WHAT IS ASKED
Every line containing the word "screenshot" needs to be found and copied.
-- Begin DATASET RECORDS --
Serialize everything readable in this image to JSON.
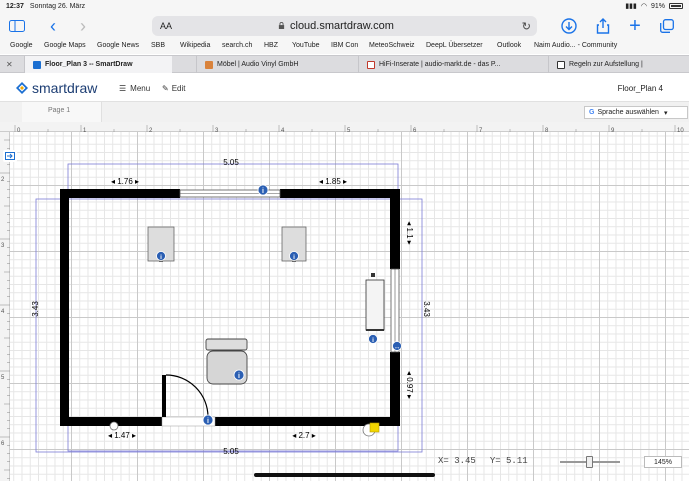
{
  "status": {
    "time": "12:37",
    "date": "Sonntag 26. März",
    "battery": "91%"
  },
  "browser": {
    "aa": "AA",
    "url": "cloud.smartdraw.com"
  },
  "bookmarks": [
    "Google",
    "Google Maps",
    "Google News",
    "SBB",
    "Wikipedia",
    "search.ch",
    "HBZ",
    "YouTube",
    "IBM Con",
    "MeteoSchweiz",
    "DeepL Übersetzer",
    "Outlook",
    "Naim Audio... - Community"
  ],
  "tabs": [
    {
      "label": "Floor_Plan 3 -- SmartDraw",
      "color": "#1c6fd1",
      "active": true
    },
    {
      "label": "Möbel | Audio Vinyl GmbH",
      "color": "#d9823b",
      "active": false
    },
    {
      "label": "HiFi-Inserate | audio-markt.de - das P...",
      "color": "#c0392b",
      "active": false
    },
    {
      "label": "Regeln zur Aufstellung |",
      "color": "#333333",
      "active": false
    }
  ],
  "app": {
    "logo": "smartdraw",
    "menu": "Menu",
    "edit": "Edit",
    "doc_title": "Floor_Plan 4",
    "page_tab": "Page 1",
    "language": "Sprache auswählen"
  },
  "ruler": {
    "top": [
      "0",
      "1",
      "2",
      "3",
      "4",
      "5",
      "6",
      "7",
      "8",
      "9",
      "10"
    ],
    "left": [
      "2",
      "3",
      "4",
      "5",
      "6"
    ]
  },
  "dimensions": {
    "top_total": "5.05",
    "bottom_total": "5.05",
    "left_height": "3.43",
    "right_height": "3.43",
    "top_left": "1.76",
    "top_right": "1.85",
    "right_top": "1.1",
    "right_bottom": "0.97",
    "bottom_left": "1.47",
    "bottom_right": "2.7"
  },
  "status_bar": {
    "x": "X= 3.45",
    "y": "Y= 5.11",
    "zoom": "145%"
  }
}
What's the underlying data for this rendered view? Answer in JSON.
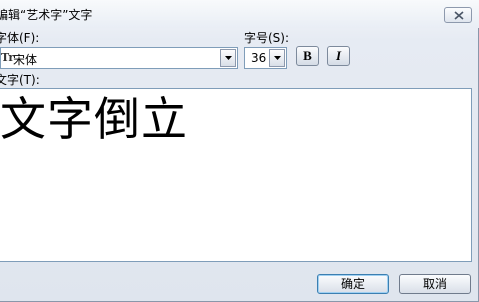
{
  "window": {
    "title": "编辑“艺术字”文字"
  },
  "font": {
    "label": "字体(F):",
    "value": "宋体",
    "type_glyph": "Tr"
  },
  "size": {
    "label": "字号(S):",
    "value": "36"
  },
  "format": {
    "bold_label": "B",
    "italic_label": "I"
  },
  "text": {
    "label": "文字(T):",
    "content": "文字倒立"
  },
  "buttons": {
    "ok": "确定",
    "cancel": "取消"
  },
  "icons": {
    "close": "close-icon",
    "dropdown": "chevron-down-icon"
  }
}
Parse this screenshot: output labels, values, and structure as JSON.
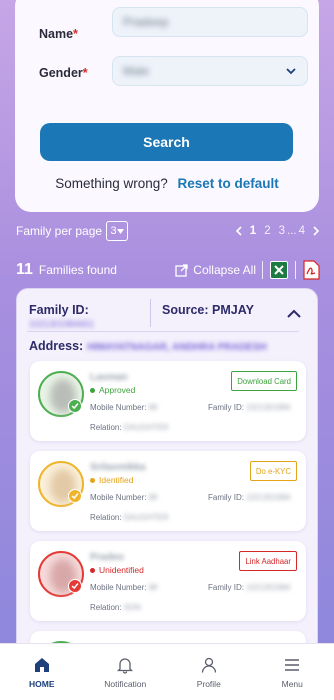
{
  "form": {
    "name_label": "Name",
    "name_value": "Pradeep",
    "gender_label": "Gender",
    "gender_value": "Male",
    "required_mark": "*",
    "search_label": "Search",
    "wrong_text": "Something wrong?",
    "reset_label": "Reset to default"
  },
  "pager": {
    "per_page_label": "Family per page",
    "per_page_value": "3",
    "pages": [
      "1",
      "2",
      "3",
      "...",
      "4"
    ],
    "current_page": "1"
  },
  "results": {
    "count": "11",
    "found_label": "Families found",
    "collapse_label": "Collapse All"
  },
  "family": {
    "id_label": "Family ID:",
    "id_value": "1021301984651",
    "source_label": "Source: PMJAY",
    "address_label": "Address:",
    "address_value": "HIMAYATNAGAR, ANDHRA PRADESH",
    "members": [
      {
        "name": "Laxman",
        "status": "Approved",
        "status_color": "#3ea33e",
        "action": "Download Card",
        "action_color": "#3ea33e",
        "mobile_label": "Mobile Number:",
        "mobile_value": "98",
        "fid_label": "Family ID:",
        "fid_value": "1021301984",
        "relation_label": "Relation:",
        "relation_value": "DAUGHTER",
        "ring_color": "#4caf50"
      },
      {
        "name": "Srilaxmikka",
        "status": "Identified",
        "status_color": "#e6a21a",
        "action": "Do e-KYC",
        "action_color": "#e6a21a",
        "mobile_label": "Mobile Number:",
        "mobile_value": "98",
        "fid_label": "Family ID:",
        "fid_value": "1021301984",
        "relation_label": "Relation:",
        "relation_value": "DAUGHTER",
        "ring_color": "#f0b429"
      },
      {
        "name": "Pradeo",
        "status": "Unidentified",
        "status_color": "#d62828",
        "action": "Link Aadhaar",
        "action_color": "#d62828",
        "mobile_label": "Mobile Number:",
        "mobile_value": "98",
        "fid_label": "Family ID:",
        "fid_value": "1021301984",
        "relation_label": "Relation:",
        "relation_value": "SON",
        "ring_color": "#e53935"
      }
    ]
  },
  "nav": {
    "home": "HOME",
    "notification": "Notification",
    "profile": "Profile",
    "menu": "Menu"
  }
}
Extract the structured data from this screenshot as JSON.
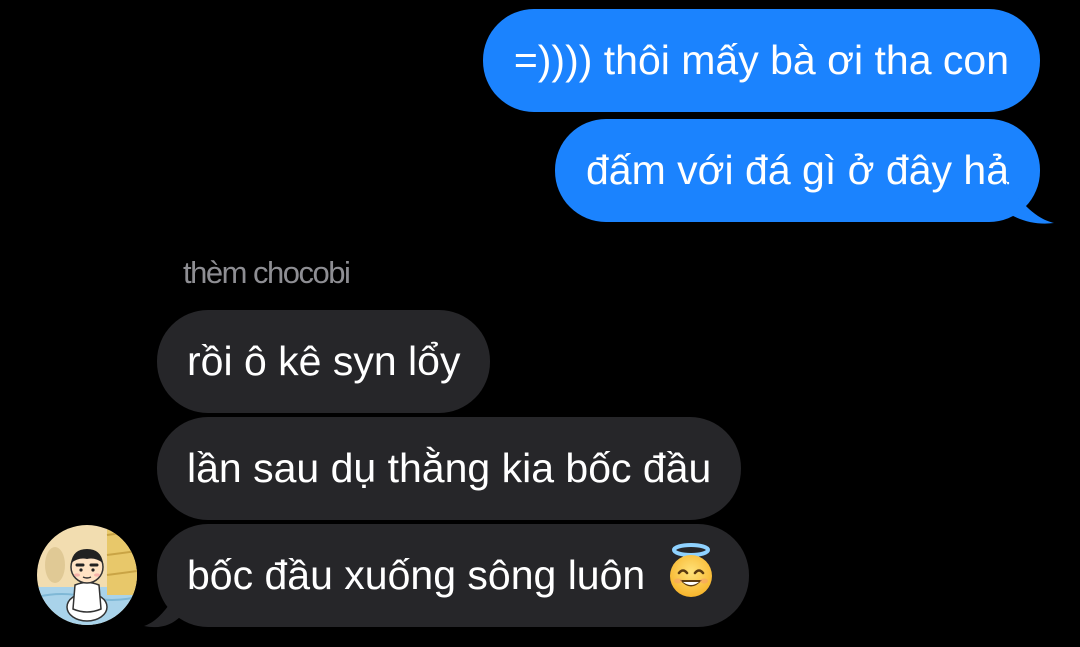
{
  "conversation": {
    "outgoing": [
      {
        "text": "=)))) thôi mấy bà ơi tha con"
      },
      {
        "text": "đấm với đá gì ở đây hả"
      }
    ],
    "sender_name": "thèm chocobi",
    "incoming": [
      {
        "text": "rồi ô kê syn lổy"
      },
      {
        "text": "lần sau dụ thằng kia bốc đầu"
      },
      {
        "text": "bốc đầu xuống sông luôn",
        "emoji": "smiling-face-with-halo"
      }
    ]
  },
  "colors": {
    "background": "#000000",
    "outgoing_bubble": "#1b83fe",
    "incoming_bubble": "#262629",
    "message_text": "#ffffff",
    "sender_name": "#8e8e93"
  },
  "icons": {
    "avatar": "cartoon-character-avatar",
    "emoji": "smiling-face-with-halo"
  }
}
-- End DATASET RECORDS --
WRITTEN RESPONSE
Parse this screenshot: output labels, values, and structure as JSON.
Extract the structured data from this screenshot as JSON.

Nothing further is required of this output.